=== Work to complete ===
Below is a block of records; reproduce all of them exactly and leave out any pictures.

-- Materials provided start --

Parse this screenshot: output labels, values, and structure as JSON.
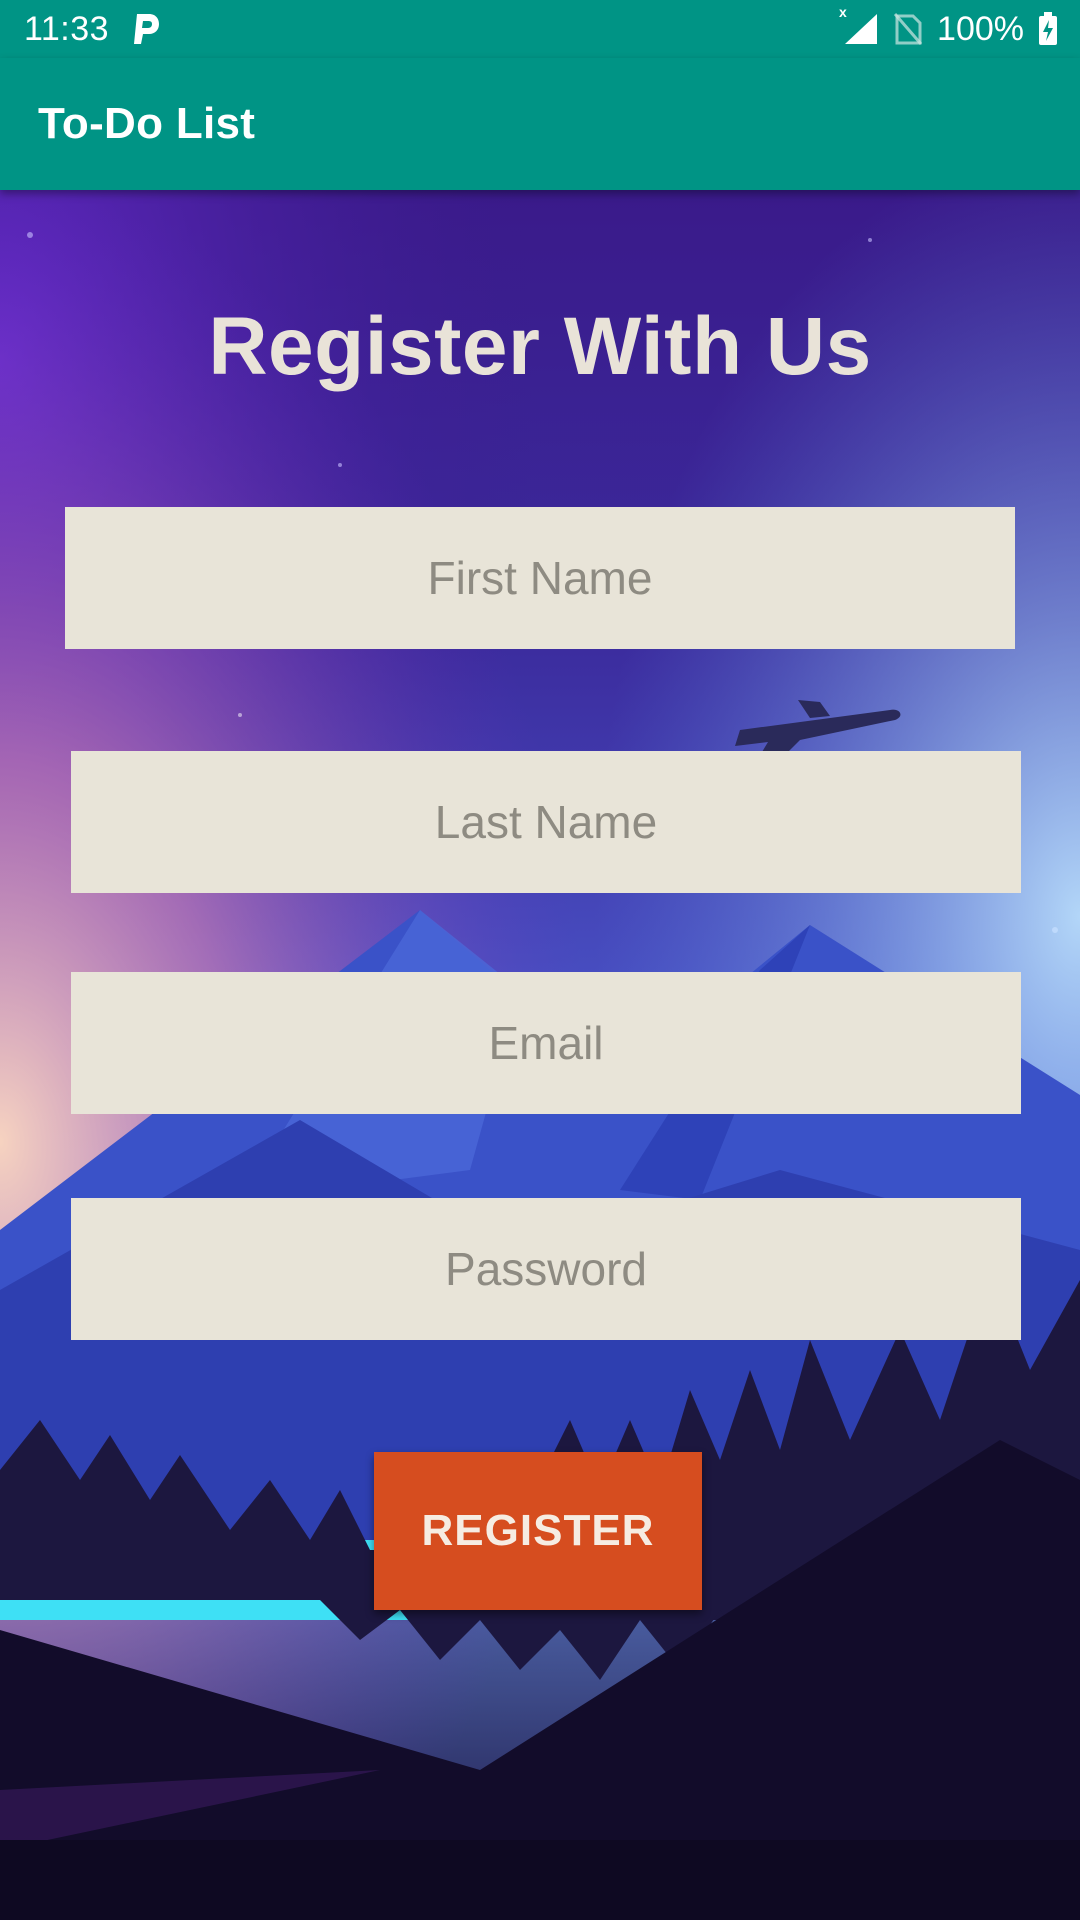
{
  "status_bar": {
    "time": "11:33",
    "notification_icon": "parking-p-icon",
    "signal_icon": "cell-signal-icon",
    "no_sim_icon": "no-sim-icon",
    "battery_percent": "100%",
    "battery_icon": "battery-charging-icon"
  },
  "app_bar": {
    "title": "To-Do List",
    "color": "#009485"
  },
  "form": {
    "heading": "Register With Us",
    "first_name": {
      "value": "",
      "placeholder": "First Name"
    },
    "last_name": {
      "value": "",
      "placeholder": "Last Name"
    },
    "email": {
      "value": "",
      "placeholder": "Email"
    },
    "password": {
      "value": "",
      "placeholder": "Password"
    },
    "register_label": "REGISTER",
    "button_color": "#d64d1f",
    "field_color": "#e8e4d8"
  },
  "background": {
    "description_icon": "mountain-landscape-image",
    "airplane_icon": "airplane-icon"
  }
}
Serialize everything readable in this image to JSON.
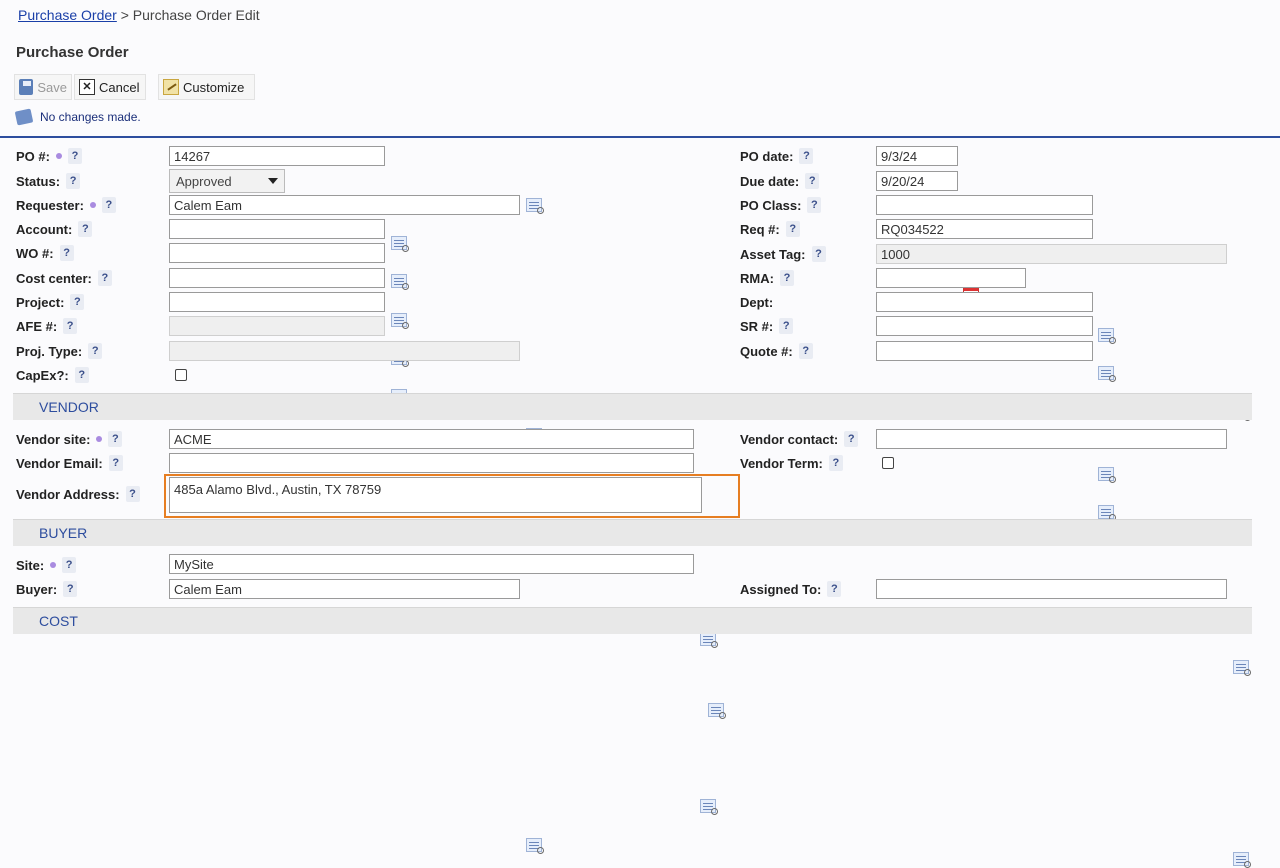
{
  "breadcrumb": {
    "link": "Purchase Order",
    "sep": " > ",
    "current": "Purchase Order Edit"
  },
  "page_title": "Purchase Order",
  "toolbar": {
    "save": "Save",
    "cancel": "Cancel",
    "customize": "Customize"
  },
  "message": "No changes made.",
  "fields": {
    "po_num": {
      "label": "PO #:",
      "value": "14267"
    },
    "status": {
      "label": "Status:",
      "value": "Approved"
    },
    "requester": {
      "label": "Requester:",
      "value": "Calem Eam"
    },
    "account": {
      "label": "Account:",
      "value": ""
    },
    "wo_num": {
      "label": "WO #:",
      "value": ""
    },
    "cost_center": {
      "label": "Cost center:",
      "value": ""
    },
    "project": {
      "label": "Project:",
      "value": ""
    },
    "afe_num": {
      "label": "AFE #:",
      "value": ""
    },
    "proj_type": {
      "label": "Proj. Type:",
      "value": ""
    },
    "capex": {
      "label": "CapEx?:",
      "checked": false
    },
    "po_date": {
      "label": "PO date:",
      "value": "9/3/24"
    },
    "due_date": {
      "label": "Due date:",
      "value": "9/20/24"
    },
    "po_class": {
      "label": "PO Class:",
      "value": ""
    },
    "req_num": {
      "label": "Req #:",
      "value": "RQ034522"
    },
    "asset_tag": {
      "label": "Asset Tag:",
      "value": "1000"
    },
    "rma": {
      "label": "RMA:",
      "value": ""
    },
    "dept": {
      "label": "Dept:",
      "value": ""
    },
    "sr_num": {
      "label": "SR #:",
      "value": ""
    },
    "quote_num": {
      "label": "Quote #:",
      "value": ""
    }
  },
  "sections": {
    "vendor": "VENDOR",
    "buyer": "BUYER",
    "cost": "COST"
  },
  "vendor": {
    "site": {
      "label": "Vendor site:",
      "value": "ACME"
    },
    "email": {
      "label": "Vendor Email:",
      "value": ""
    },
    "address": {
      "label": "Vendor Address:",
      "value": "485a Alamo Blvd., Austin, TX 78759"
    },
    "contact": {
      "label": "Vendor contact:",
      "value": ""
    },
    "term": {
      "label": "Vendor Term:",
      "checked": false
    }
  },
  "buyer": {
    "site": {
      "label": "Site:",
      "value": "MySite"
    },
    "buyer": {
      "label": "Buyer:",
      "value": "Calem Eam"
    },
    "assigned_to": {
      "label": "Assigned To:",
      "value": ""
    }
  },
  "help_glyph": "?",
  "colors": {
    "accent": "#2d4d9e",
    "highlight": "#e67e22",
    "required_dot": "#a98be0"
  }
}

-- Materials provided end --

=== Correct output ===
Parse this screenshot: output labels, values, and structure as JSON.
{
  "status_bar": {
    "time": "11:33",
    "notification_icon": "parking-p-icon",
    "signal_icon": "cell-signal-icon",
    "no_sim_icon": "no-sim-icon",
    "battery_percent": "100%",
    "battery_icon": "battery-charging-icon"
  },
  "app_bar": {
    "title": "To-Do List",
    "color": "#009485"
  },
  "form": {
    "heading": "Register With Us",
    "first_name": {
      "value": "",
      "placeholder": "First Name"
    },
    "last_name": {
      "value": "",
      "placeholder": "Last Name"
    },
    "email": {
      "value": "",
      "placeholder": "Email"
    },
    "password": {
      "value": "",
      "placeholder": "Password"
    },
    "register_label": "REGISTER",
    "button_color": "#d64d1f",
    "field_color": "#e8e4d8"
  },
  "background": {
    "description_icon": "mountain-landscape-image",
    "airplane_icon": "airplane-icon"
  }
}
Serialize everything readable in this image to JSON.
{
  "breadcrumb": {
    "link": "Purchase Order",
    "sep": " > ",
    "current": "Purchase Order Edit"
  },
  "page_title": "Purchase Order",
  "toolbar": {
    "save": "Save",
    "cancel": "Cancel",
    "customize": "Customize"
  },
  "message": "No changes made.",
  "fields": {
    "po_num": {
      "label": "PO #:",
      "value": "14267"
    },
    "status": {
      "label": "Status:",
      "value": "Approved"
    },
    "requester": {
      "label": "Requester:",
      "value": "Calem Eam"
    },
    "account": {
      "label": "Account:",
      "value": ""
    },
    "wo_num": {
      "label": "WO #:",
      "value": ""
    },
    "cost_center": {
      "label": "Cost center:",
      "value": ""
    },
    "project": {
      "label": "Project:",
      "value": ""
    },
    "afe_num": {
      "label": "AFE #:",
      "value": ""
    },
    "proj_type": {
      "label": "Proj. Type:",
      "value": ""
    },
    "capex": {
      "label": "CapEx?:",
      "checked": false
    },
    "po_date": {
      "label": "PO date:",
      "value": "9/3/24"
    },
    "due_date": {
      "label": "Due date:",
      "value": "9/20/24"
    },
    "po_class": {
      "label": "PO Class:",
      "value": ""
    },
    "req_num": {
      "label": "Req #:",
      "value": "RQ034522"
    },
    "asset_tag": {
      "label": "Asset Tag:",
      "value": "1000"
    },
    "rma": {
      "label": "RMA:",
      "value": ""
    },
    "dept": {
      "label": "Dept:",
      "value": ""
    },
    "sr_num": {
      "label": "SR #:",
      "value": ""
    },
    "quote_num": {
      "label": "Quote #:",
      "value": ""
    }
  },
  "sections": {
    "vendor": "VENDOR",
    "buyer": "BUYER",
    "cost": "COST"
  },
  "vendor": {
    "site": {
      "label": "Vendor site:",
      "value": "ACME"
    },
    "email": {
      "label": "Vendor Email:",
      "value": ""
    },
    "address": {
      "label": "Vendor Address:",
      "value": "485a Alamo Blvd., Austin, TX 78759"
    },
    "contact": {
      "label": "Vendor contact:",
      "value": ""
    },
    "term": {
      "label": "Vendor Term:",
      "checked": false
    }
  },
  "buyer": {
    "site": {
      "label": "Site:",
      "value": "MySite"
    },
    "buyer": {
      "label": "Buyer:",
      "value": "Calem Eam"
    },
    "assigned_to": {
      "label": "Assigned To:",
      "value": ""
    }
  },
  "help_glyph": "?",
  "colors": {
    "accent": "#2d4d9e",
    "highlight": "#e67e22",
    "required_dot": "#a98be0"
  }
}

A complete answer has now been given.